#### EXERCISE DETAILS
Below are the records; collect from them each line containing the string "rapidly".
***
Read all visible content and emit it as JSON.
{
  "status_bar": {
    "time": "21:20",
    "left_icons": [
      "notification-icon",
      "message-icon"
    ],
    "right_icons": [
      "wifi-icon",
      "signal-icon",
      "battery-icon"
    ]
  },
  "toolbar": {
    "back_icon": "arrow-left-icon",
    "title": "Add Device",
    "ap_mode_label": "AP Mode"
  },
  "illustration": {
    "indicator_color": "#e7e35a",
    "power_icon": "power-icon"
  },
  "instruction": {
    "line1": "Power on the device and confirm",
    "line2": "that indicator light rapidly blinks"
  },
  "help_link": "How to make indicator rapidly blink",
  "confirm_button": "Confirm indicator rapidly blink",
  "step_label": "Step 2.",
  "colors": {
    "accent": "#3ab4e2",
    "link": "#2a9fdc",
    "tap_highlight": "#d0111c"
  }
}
***
#### SOLUTION TO THE PROBLEM
    "line2": "that indicator light rapidly blinks"
  "help_link": "How to make indicator rapidly blink",
  "confirm_button": "Confirm indicator rapidly blink",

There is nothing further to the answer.